Brief – Copy every line in which the string "والل" occurs.

Listing –
----------------
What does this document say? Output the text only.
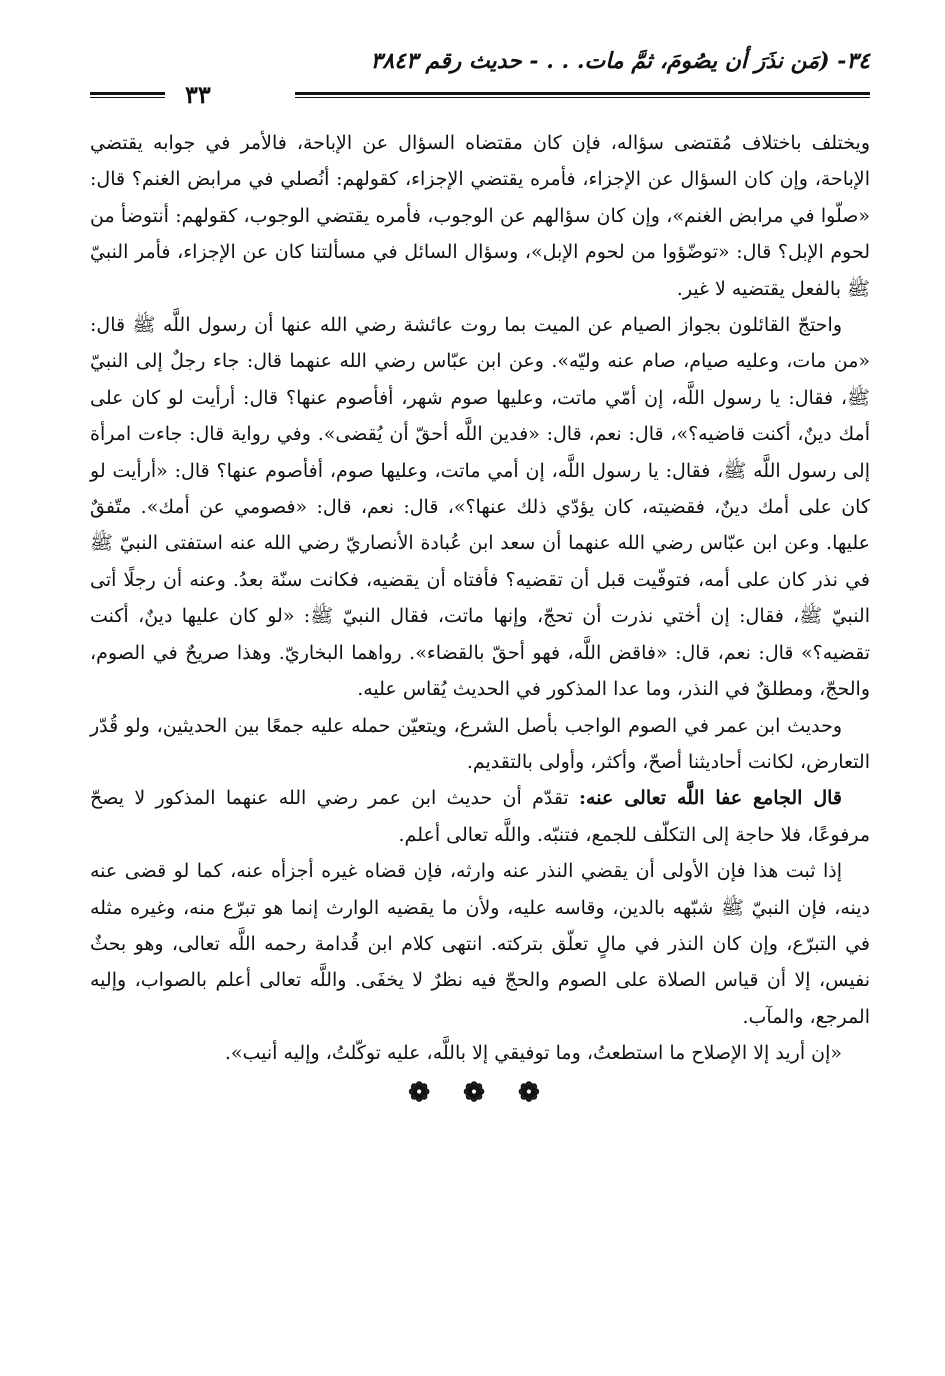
٣٤- (مَن نذَرَ أن يصُومَ، ثمَّ مات. . . - حديث رقم ٣٨٤٣
٣٣

ويختلف باختلاف مُقتضى سؤاله، فإن كان مقتضاه السؤال عن الإباحة، فالأمر في جوابه يقتضي الإباحة، وإن كان السؤال عن الإجزاء، فأمره يقتضي الإجزاء، كقولهم: أنُصلي في مرابض الغنم؟ قال: «صلّوا في مرابض الغنم»، وإن كان سؤالهم عن الوجوب، فأمره يقتضي الوجوب، كقولهم: أنتوضأ من لحوم الإبل؟ قال: «توضّؤوا من لحوم الإبل»، وسؤال السائل في مسألتنا كان عن الإجزاء، فأمر النبيّ ﷺ بالفعل يقتضيه لا غير.

واحتجّ القائلون بجواز الصيام عن الميت بما روت عائشة رضي الله عنها أن رسول اللَّه ﷺ قال: «من مات، وعليه صيام، صام عنه وليّه». وعن ابن عبّاس رضي الله عنهما قال: جاء رجلٌ إلى النبيّ ﷺ، فقال: يا رسول اللَّه، إن أمّي ماتت، وعليها صوم شهر، أفأصوم عنها؟ قال: أرأيت لو كان على أمك دينٌ، أكنت قاضيه؟»، قال: نعم، قال: «فدين اللَّه أحقّ أن يُقضى». وفي رواية قال: جاءت امرأة إلى رسول اللَّه ﷺ، فقال: يا رسول اللَّه، إن أمي ماتت، وعليها صوم، أفأصوم عنها؟ قال: «أرأيت لو كان على أمك دينٌ، فقضيته، كان يؤدّي ذلك عنها؟»، قال: نعم، قال: «فصومي عن أمك». متّفقٌ عليها. وعن ابن عبّاس رضي الله عنهما أن سعد ابن عُبادة الأنصاريّ رضي الله عنه استفتى النبيّ ﷺ في نذر كان على أمه، فتوفّيت قبل أن تقضيه؟ فأفتاه أن يقضيه، فكانت سنّة بعدُ. وعنه أن رجلًا أتى النبيّ ﷺ، فقال: إن أختي نذرت أن تحجّ، وإنها ماتت، فقال النبيّ ﷺ: «لو كان عليها دينٌ، أكنت تقضيه؟» قال: نعم، قال: «فاقض اللَّه، فهو أحقّ بالقضاء». رواهما البخاريّ. وهذا صريحٌ في الصوم، والحجّ، ومطلقٌ في النذر، وما عدا المذكور في الحديث يُقاس عليه.

وحديث ابن عمر في الصوم الواجب بأصل الشرع، ويتعيّن حمله عليه جمعًا بين الحديثين، ولو قُدّر التعارض، لكانت أحاديثنا أصحّ، وأكثر، وأولى بالتقديم.

قال الجامع عفا اللَّه تعالى عنه: تقدّم أن حديث ابن عمر رضي الله عنهما المذكور لا يصحّ مرفوعًا، فلا حاجة إلى التكلّف للجمع، فتنبّه. واللَّه تعالى أعلم.

إذا ثبت هذا فإن الأولى أن يقضي النذر عنه وارثه، فإن قضاه غيره أجزأه عنه، كما لو قضى عنه دينه، فإن النبيّ ﷺ شبّهه بالدين، وقاسه عليه، ولأن ما يقضيه الوارث إنما هو تبرّع منه، وغيره مثله في التبرّع، وإن كان النذر في مالٍ تعلّق بتركته. انتهى كلام ابن قُدامة رحمه اللَّه تعالى، وهو بحثٌ نفيس، إلا أن قياس الصلاة على الصوم والحجّ فيه نظرٌ لا يخفَى. واللَّه تعالى أعلم بالصواب، وإليه المرجع، والمآب.

«إن أريد إلا الإصلاح ما استطعتُ، وما توفيقي إلا باللَّه، عليه توكّلتُ، وإليه أنيب».

❁ ❁ ❁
----------------
Solution to the exercise –
قال الجامع عفا اللَّه تعالى عنه: تقدّم أن حديث ابن عمر رضي الله عنهما المذكور لا يصحّ مرفوعًا، فلا حاجة إلى التكلّف للجمع، فتنبّه. واللَّه تعالى أعلم.
إذا ثبت هذا فإن الأولى أن يقضي النذر عنه وارثه، فإن قضاه غيره أجزأه عنه، كما لو قضى عنه دينه، فإن النبيّ ﷺ شبّهه بالدين، وقاسه عليه، ولأن ما يقضيه الوارث إنما هو تبرّع منه، وغيره مثله في التبرّع، وإن كان النذر في مالٍ تعلّق بتركته. انتهى كلام ابن قُدامة رحمه اللَّه تعالى، وهو بحثٌ نفيس، إلا أن قياس الصلاة على الصوم والحجّ فيه نظرٌ لا يخفَى. واللَّه تعالى أعلم بالصواب، وإليه المرجع، والمآب.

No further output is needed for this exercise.